(Task objective)
Pictures do not belong in your copy. Repeat all the other data exactly.
-----
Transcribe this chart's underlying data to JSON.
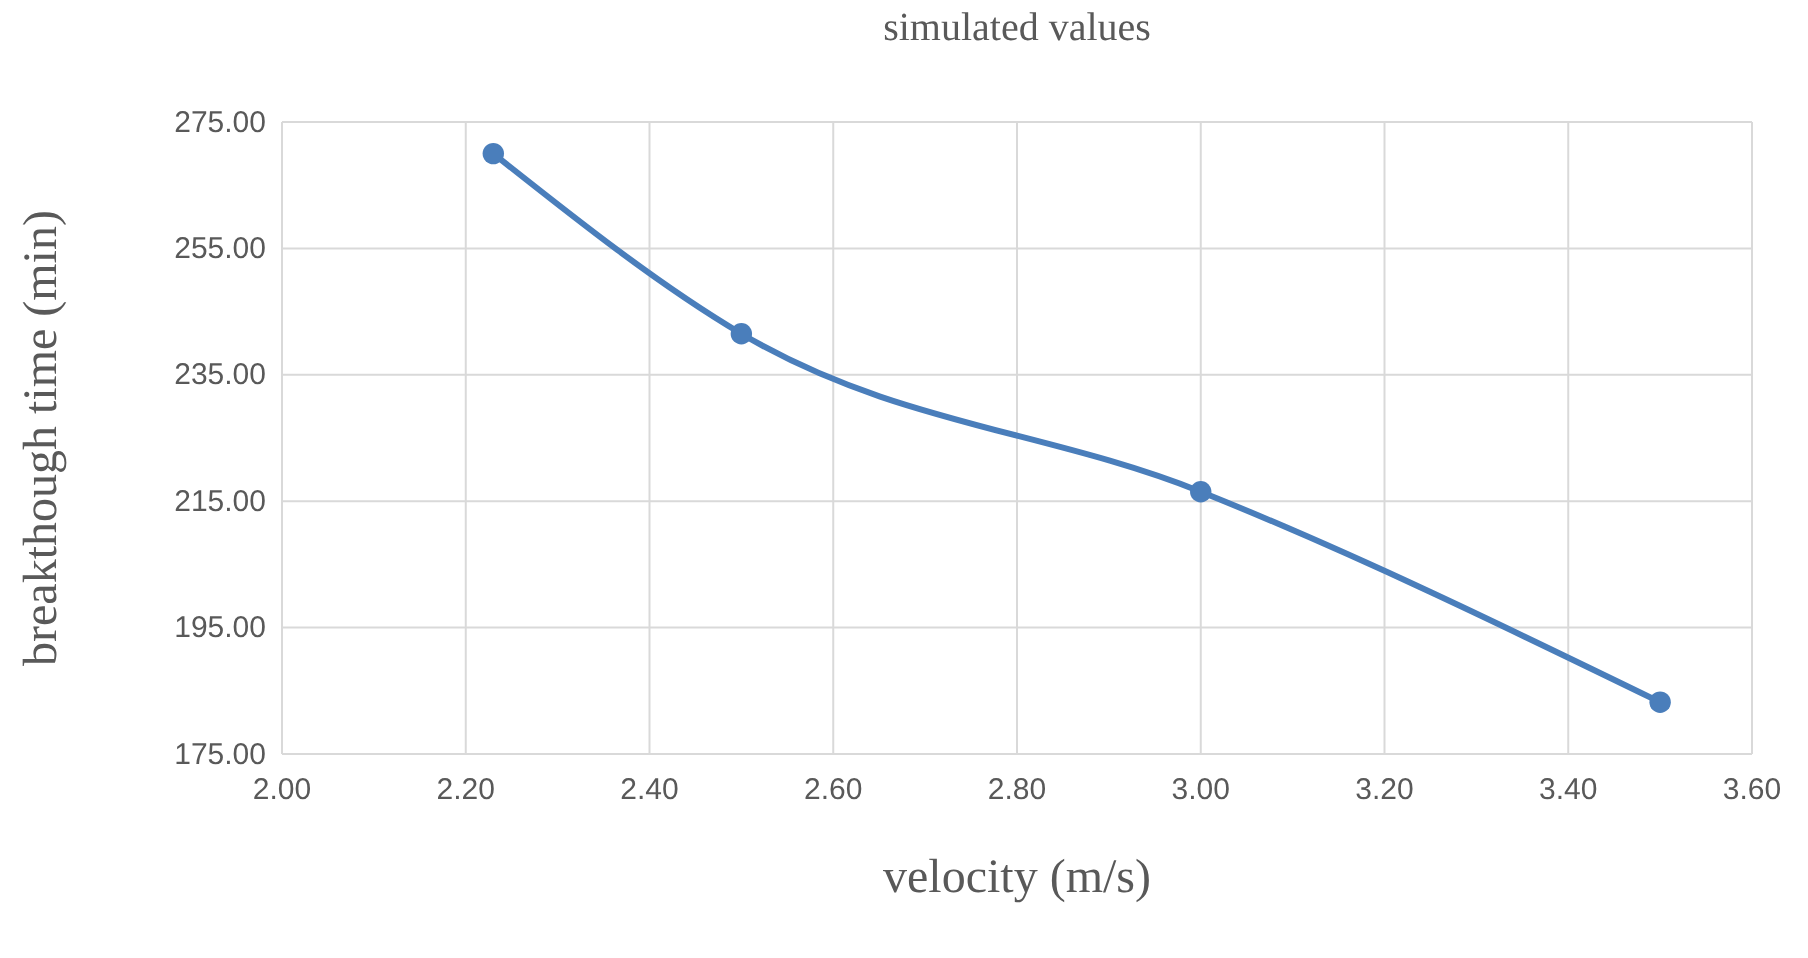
{
  "chart_data": {
    "type": "line",
    "title": "simulated values",
    "xlabel": "velocity (m/s)",
    "ylabel": "breakthough time (min)",
    "x": [
      2.23,
      2.5,
      3.0,
      3.5
    ],
    "series": [
      {
        "color": "#4a7ebb",
        "values": [
          270,
          241.5,
          216.5,
          183.2
        ]
      }
    ],
    "xlim": [
      2.0,
      3.6
    ],
    "xticks": [
      {
        "value": 2.0,
        "label": "2.00"
      },
      {
        "value": 2.2,
        "label": "2.20"
      },
      {
        "value": 2.4,
        "label": "2.40"
      },
      {
        "value": 2.6,
        "label": "2.60"
      },
      {
        "value": 2.8,
        "label": "2.80"
      },
      {
        "value": 3.0,
        "label": "3.00"
      },
      {
        "value": 3.2,
        "label": "3.20"
      },
      {
        "value": 3.4,
        "label": "3.40"
      },
      {
        "value": 3.6,
        "label": "3.60"
      }
    ],
    "ylim": [
      175,
      275
    ],
    "yticks": [
      {
        "value": 175,
        "label": "175.00"
      },
      {
        "value": 195,
        "label": "195.00"
      },
      {
        "value": 215,
        "label": "215.00"
      },
      {
        "value": 235,
        "label": "235.00"
      },
      {
        "value": 255,
        "label": "255.00"
      },
      {
        "value": 275,
        "label": "275.00"
      }
    ],
    "grid": true,
    "marker": "circle",
    "line_style": "solid"
  }
}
-----
(Reply to the exercise)
Transcribe this chart's underlying data to JSON.
{
  "chart_data": {
    "type": "line",
    "title": "simulated values",
    "xlabel": "velocity (m/s)",
    "ylabel": "breakthough time (min)",
    "x": [
      2.23,
      2.5,
      3.0,
      3.5
    ],
    "series": [
      {
        "color": "#4a7ebb",
        "values": [
          270,
          241.5,
          216.5,
          183.2
        ]
      }
    ],
    "xlim": [
      2.0,
      3.6
    ],
    "xticks": [
      {
        "value": 2.0,
        "label": "2.00"
      },
      {
        "value": 2.2,
        "label": "2.20"
      },
      {
        "value": 2.4,
        "label": "2.40"
      },
      {
        "value": 2.6,
        "label": "2.60"
      },
      {
        "value": 2.8,
        "label": "2.80"
      },
      {
        "value": 3.0,
        "label": "3.00"
      },
      {
        "value": 3.2,
        "label": "3.20"
      },
      {
        "value": 3.4,
        "label": "3.40"
      },
      {
        "value": 3.6,
        "label": "3.60"
      }
    ],
    "ylim": [
      175,
      275
    ],
    "yticks": [
      {
        "value": 175,
        "label": "175.00"
      },
      {
        "value": 195,
        "label": "195.00"
      },
      {
        "value": 215,
        "label": "215.00"
      },
      {
        "value": 235,
        "label": "235.00"
      },
      {
        "value": 255,
        "label": "255.00"
      },
      {
        "value": 275,
        "label": "275.00"
      }
    ],
    "grid": true,
    "marker": "circle",
    "line_style": "solid"
  }
}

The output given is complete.